Transcribe each of the records below exactly, excluding all pictures.

++++

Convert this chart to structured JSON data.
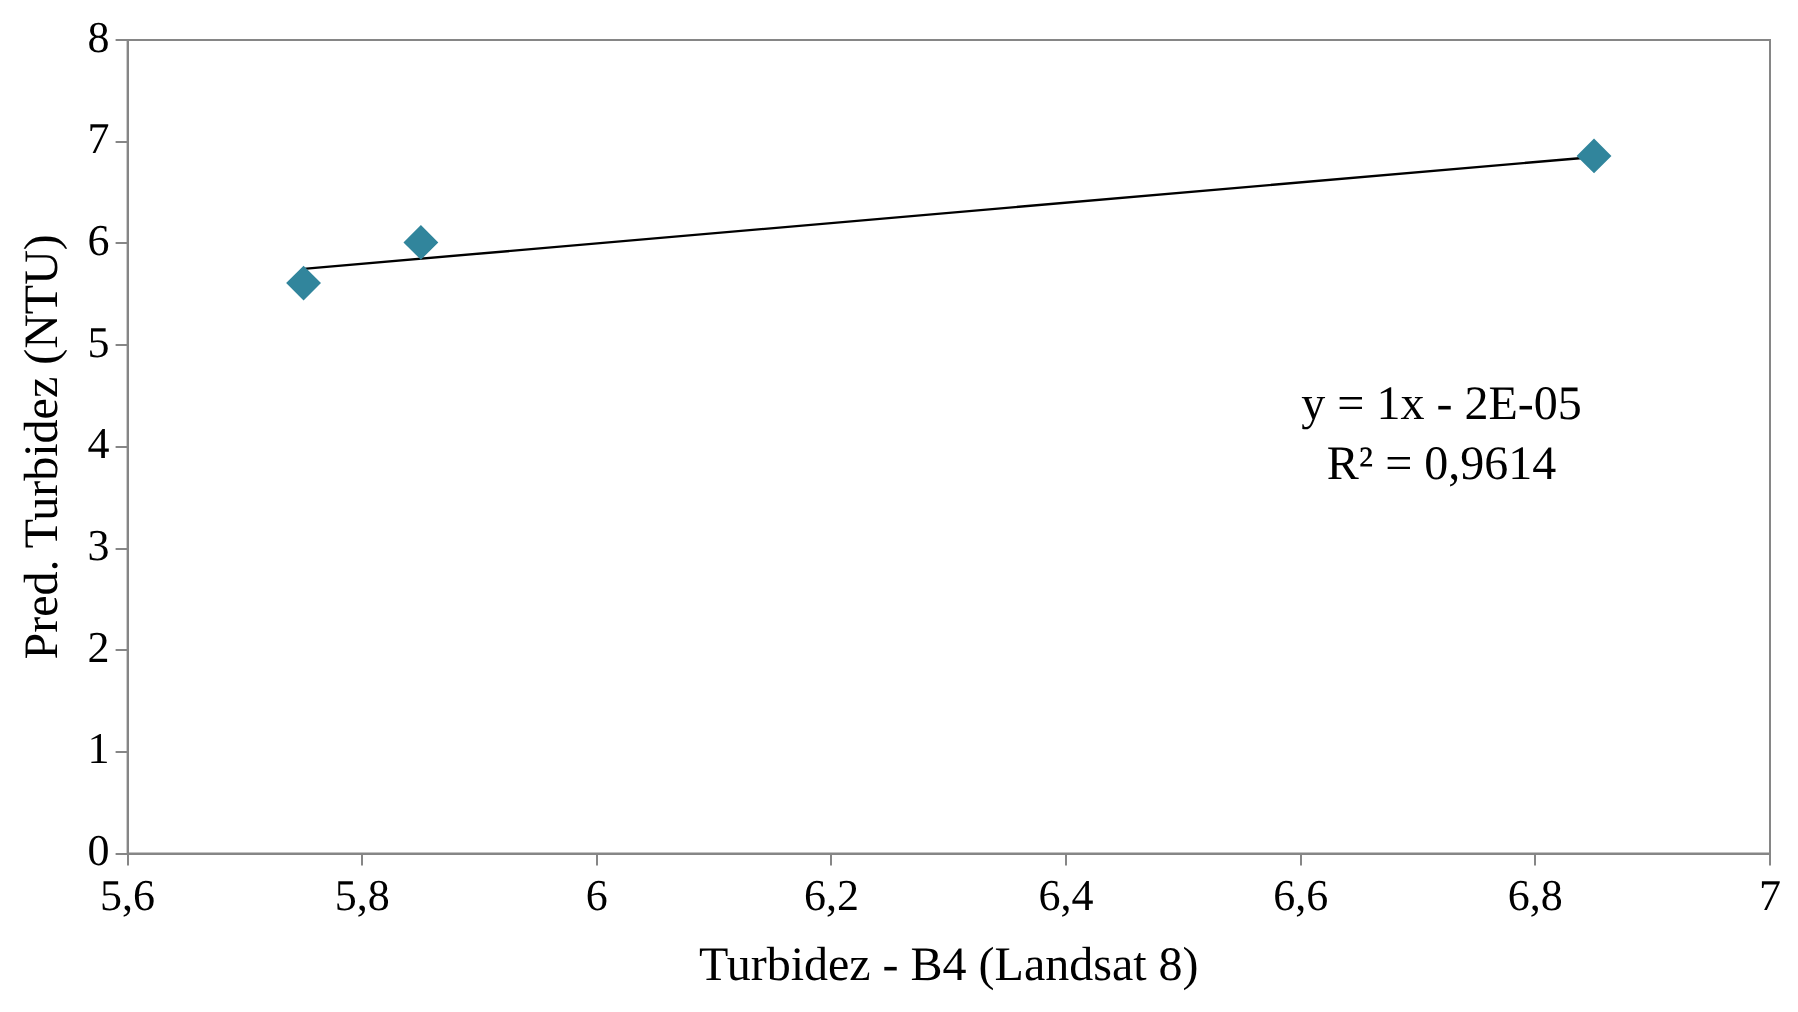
{
  "chart_data": {
    "type": "scatter",
    "xlabel": "Turbidez - B4 (Landsat 8)",
    "ylabel": "Pred. Turbidez (NTU)",
    "x": [
      5.75,
      5.85,
      6.85
    ],
    "series": [
      {
        "type": "scatter",
        "color": "#31859c",
        "values": [
          5.61,
          6.01,
          6.86
        ],
        "marker": "diamond"
      },
      {
        "type": "line",
        "color": "#000000",
        "x": [
          5.75,
          6.85
        ],
        "values": [
          5.75,
          6.85
        ],
        "marker": "none"
      }
    ],
    "xlim": [
      5.6,
      7
    ],
    "xticks": [
      {
        "value": 5.6,
        "label": "5,6"
      },
      {
        "value": 5.8,
        "label": "5,8"
      },
      6,
      {
        "value": 6.2,
        "label": "6,2"
      },
      {
        "value": 6.4,
        "label": "6,4"
      },
      {
        "value": 6.6,
        "label": "6,6"
      },
      {
        "value": 6.8,
        "label": "6,8"
      },
      7
    ],
    "ylim": [
      0,
      8
    ],
    "yticks": [
      0,
      1,
      2,
      3,
      4,
      5,
      6,
      7,
      8
    ],
    "annotations": [
      "y = 1x - 2E-05",
      "R² = 0,9614"
    ],
    "grid": false,
    "legend": false
  }
}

++++

## Exercise result:
Convert this chart to structured JSON data.
{
  "chart_data": {
    "type": "scatter",
    "xlabel": "Turbidez - B4 (Landsat 8)",
    "ylabel": "Pred. Turbidez (NTU)",
    "x": [
      5.75,
      5.85,
      6.85
    ],
    "series": [
      {
        "type": "scatter",
        "color": "#31859c",
        "values": [
          5.61,
          6.01,
          6.86
        ],
        "marker": "diamond"
      },
      {
        "type": "line",
        "color": "#000000",
        "x": [
          5.75,
          6.85
        ],
        "values": [
          5.75,
          6.85
        ],
        "marker": "none"
      }
    ],
    "xlim": [
      5.6,
      7
    ],
    "xticks": [
      {
        "value": 5.6,
        "label": "5,6"
      },
      {
        "value": 5.8,
        "label": "5,8"
      },
      6,
      {
        "value": 6.2,
        "label": "6,2"
      },
      {
        "value": 6.4,
        "label": "6,4"
      },
      {
        "value": 6.6,
        "label": "6,6"
      },
      {
        "value": 6.8,
        "label": "6,8"
      },
      7
    ],
    "ylim": [
      0,
      8
    ],
    "yticks": [
      0,
      1,
      2,
      3,
      4,
      5,
      6,
      7,
      8
    ],
    "annotations": [
      "y = 1x - 2E-05",
      "R² = 0,9614"
    ],
    "grid": false,
    "legend": false
  }
}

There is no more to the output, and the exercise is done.